** Begin **

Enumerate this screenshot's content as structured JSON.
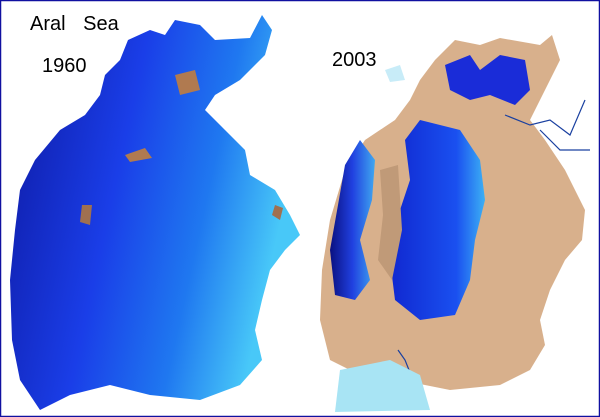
{
  "title": "Aral Sea",
  "panels": [
    {
      "label": "1960"
    },
    {
      "label": "2003"
    }
  ]
}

** End **

▸ **Work to do**
Repeat every record above exactly, but leave out any pictures.

▸ **Response to this exercise**
Enumerate this screenshot's content as structured JSON.
{
  "title": "Aral Sea",
  "panels": [
    {
      "label": "1960"
    },
    {
      "label": "2003"
    }
  ]
}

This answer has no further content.